(Collected data entries)
====
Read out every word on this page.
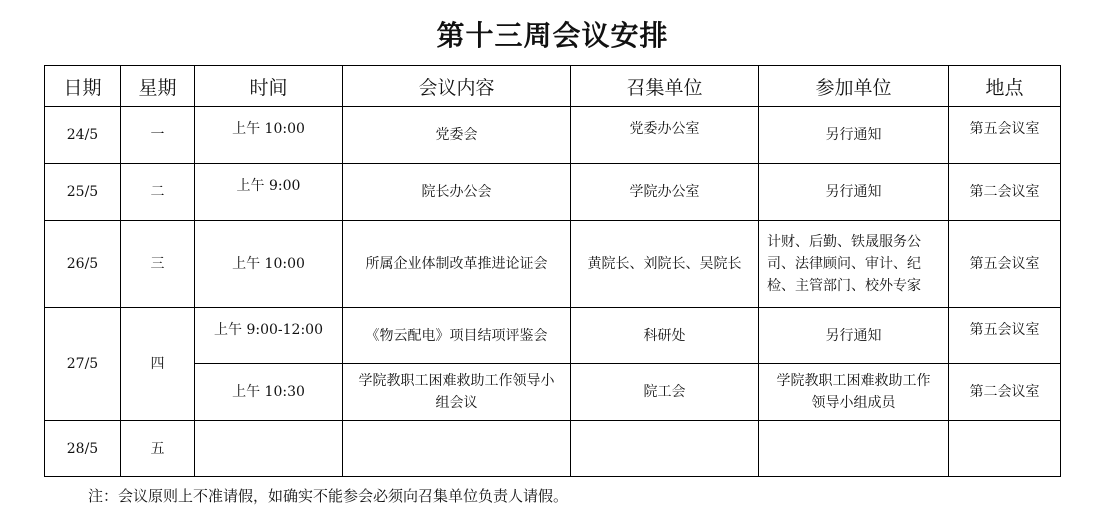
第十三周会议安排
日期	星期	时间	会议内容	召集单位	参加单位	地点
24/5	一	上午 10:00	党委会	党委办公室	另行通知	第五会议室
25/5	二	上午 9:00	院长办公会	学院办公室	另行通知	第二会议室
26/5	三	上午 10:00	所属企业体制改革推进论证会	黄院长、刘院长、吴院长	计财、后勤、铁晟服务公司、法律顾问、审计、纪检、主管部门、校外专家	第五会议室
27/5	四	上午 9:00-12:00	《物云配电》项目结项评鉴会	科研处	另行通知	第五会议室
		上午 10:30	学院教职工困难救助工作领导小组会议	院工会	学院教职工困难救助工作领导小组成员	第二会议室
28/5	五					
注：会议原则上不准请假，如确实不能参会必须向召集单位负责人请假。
====
*WORK REQUIRED*.
Copy each line of the records above that carries the word "第五会议室".

*TASK OUTPUT*.
24/5	一	上午 10:00	党委会	党委办公室	另行通知	第五会议室
26/5	三	上午 10:00	所属企业体制改革推进论证会	黄院长、刘院长、吴院长	计财、后勤、铁晟服务公司、法律顾问、审计、纪检、主管部门、校外专家	第五会议室
27/5	四	上午 9:00-12:00	《物云配电》项目结项评鉴会	科研处	另行通知	第五会议室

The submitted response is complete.